■ **Exercise task**
Quote the full listing word for word.
____ Records for this exercise
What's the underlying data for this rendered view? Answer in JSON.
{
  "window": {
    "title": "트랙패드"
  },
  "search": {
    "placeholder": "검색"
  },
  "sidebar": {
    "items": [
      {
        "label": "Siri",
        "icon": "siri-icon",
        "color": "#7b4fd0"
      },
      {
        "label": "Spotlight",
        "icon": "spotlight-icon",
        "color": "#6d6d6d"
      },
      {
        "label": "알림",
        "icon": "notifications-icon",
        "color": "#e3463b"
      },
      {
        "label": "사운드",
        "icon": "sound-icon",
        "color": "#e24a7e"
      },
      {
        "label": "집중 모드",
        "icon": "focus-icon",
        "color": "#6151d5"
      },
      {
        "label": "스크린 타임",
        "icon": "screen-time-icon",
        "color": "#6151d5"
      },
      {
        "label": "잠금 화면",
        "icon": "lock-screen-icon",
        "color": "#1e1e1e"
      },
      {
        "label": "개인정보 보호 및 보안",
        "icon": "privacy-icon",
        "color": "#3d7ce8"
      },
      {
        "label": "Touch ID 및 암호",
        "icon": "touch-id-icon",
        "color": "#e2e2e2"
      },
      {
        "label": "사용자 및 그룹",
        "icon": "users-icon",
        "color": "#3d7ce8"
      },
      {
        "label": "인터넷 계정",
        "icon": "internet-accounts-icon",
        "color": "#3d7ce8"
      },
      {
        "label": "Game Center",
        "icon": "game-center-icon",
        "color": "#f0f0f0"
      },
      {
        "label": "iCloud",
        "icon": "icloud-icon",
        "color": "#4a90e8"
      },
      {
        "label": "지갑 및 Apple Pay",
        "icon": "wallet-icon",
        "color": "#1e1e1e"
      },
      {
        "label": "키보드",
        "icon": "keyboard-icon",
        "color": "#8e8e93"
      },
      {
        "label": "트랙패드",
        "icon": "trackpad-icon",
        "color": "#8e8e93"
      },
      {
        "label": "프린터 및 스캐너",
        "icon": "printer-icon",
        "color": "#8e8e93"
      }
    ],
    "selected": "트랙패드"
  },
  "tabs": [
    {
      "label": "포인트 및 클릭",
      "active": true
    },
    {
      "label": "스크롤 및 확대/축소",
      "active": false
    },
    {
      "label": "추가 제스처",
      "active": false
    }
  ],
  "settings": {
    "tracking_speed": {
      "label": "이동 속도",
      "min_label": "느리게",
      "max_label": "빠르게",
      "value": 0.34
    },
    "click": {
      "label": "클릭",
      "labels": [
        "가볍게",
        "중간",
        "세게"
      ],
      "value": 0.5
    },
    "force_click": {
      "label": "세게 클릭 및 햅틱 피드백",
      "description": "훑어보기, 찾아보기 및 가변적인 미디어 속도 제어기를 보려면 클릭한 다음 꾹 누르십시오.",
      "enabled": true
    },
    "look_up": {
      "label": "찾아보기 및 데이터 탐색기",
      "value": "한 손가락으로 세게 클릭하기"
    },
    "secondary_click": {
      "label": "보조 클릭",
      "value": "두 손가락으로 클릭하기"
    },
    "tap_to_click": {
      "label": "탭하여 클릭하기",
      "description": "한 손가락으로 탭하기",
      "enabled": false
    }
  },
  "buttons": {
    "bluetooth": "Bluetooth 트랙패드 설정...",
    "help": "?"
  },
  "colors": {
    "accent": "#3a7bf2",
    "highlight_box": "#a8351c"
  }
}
________
■ **Exercise response**
What's the underlying data for this rendered view? Answer in JSON.
{
  "window": {
    "title": "트랙패드"
  },
  "search": {
    "placeholder": "검색"
  },
  "sidebar": {
    "items": [
      {
        "label": "Siri",
        "icon": "siri-icon",
        "color": "#7b4fd0"
      },
      {
        "label": "Spotlight",
        "icon": "spotlight-icon",
        "color": "#6d6d6d"
      },
      {
        "label": "알림",
        "icon": "notifications-icon",
        "color": "#e3463b"
      },
      {
        "label": "사운드",
        "icon": "sound-icon",
        "color": "#e24a7e"
      },
      {
        "label": "집중 모드",
        "icon": "focus-icon",
        "color": "#6151d5"
      },
      {
        "label": "스크린 타임",
        "icon": "screen-time-icon",
        "color": "#6151d5"
      },
      {
        "label": "잠금 화면",
        "icon": "lock-screen-icon",
        "color": "#1e1e1e"
      },
      {
        "label": "개인정보 보호 및 보안",
        "icon": "privacy-icon",
        "color": "#3d7ce8"
      },
      {
        "label": "Touch ID 및 암호",
        "icon": "touch-id-icon",
        "color": "#e2e2e2"
      },
      {
        "label": "사용자 및 그룹",
        "icon": "users-icon",
        "color": "#3d7ce8"
      },
      {
        "label": "인터넷 계정",
        "icon": "internet-accounts-icon",
        "color": "#3d7ce8"
      },
      {
        "label": "Game Center",
        "icon": "game-center-icon",
        "color": "#f0f0f0"
      },
      {
        "label": "iCloud",
        "icon": "icloud-icon",
        "color": "#4a90e8"
      },
      {
        "label": "지갑 및 Apple Pay",
        "icon": "wallet-icon",
        "color": "#1e1e1e"
      },
      {
        "label": "키보드",
        "icon": "keyboard-icon",
        "color": "#8e8e93"
      },
      {
        "label": "트랙패드",
        "icon": "trackpad-icon",
        "color": "#8e8e93"
      },
      {
        "label": "프린터 및 스캐너",
        "icon": "printer-icon",
        "color": "#8e8e93"
      }
    ],
    "selected": "트랙패드"
  },
  "tabs": [
    {
      "label": "포인트 및 클릭",
      "active": true
    },
    {
      "label": "스크롤 및 확대/축소",
      "active": false
    },
    {
      "label": "추가 제스처",
      "active": false
    }
  ],
  "settings": {
    "tracking_speed": {
      "label": "이동 속도",
      "min_label": "느리게",
      "max_label": "빠르게",
      "value": 0.34
    },
    "click": {
      "label": "클릭",
      "labels": [
        "가볍게",
        "중간",
        "세게"
      ],
      "value": 0.5
    },
    "force_click": {
      "label": "세게 클릭 및 햅틱 피드백",
      "description": "훑어보기, 찾아보기 및 가변적인 미디어 속도 제어기를 보려면 클릭한 다음 꾹 누르십시오.",
      "enabled": true
    },
    "look_up": {
      "label": "찾아보기 및 데이터 탐색기",
      "value": "한 손가락으로 세게 클릭하기"
    },
    "secondary_click": {
      "label": "보조 클릭",
      "value": "두 손가락으로 클릭하기"
    },
    "tap_to_click": {
      "label": "탭하여 클릭하기",
      "description": "한 손가락으로 탭하기",
      "enabled": false
    }
  },
  "buttons": {
    "bluetooth": "Bluetooth 트랙패드 설정...",
    "help": "?"
  },
  "colors": {
    "accent": "#3a7bf2",
    "highlight_box": "#a8351c"
  }
}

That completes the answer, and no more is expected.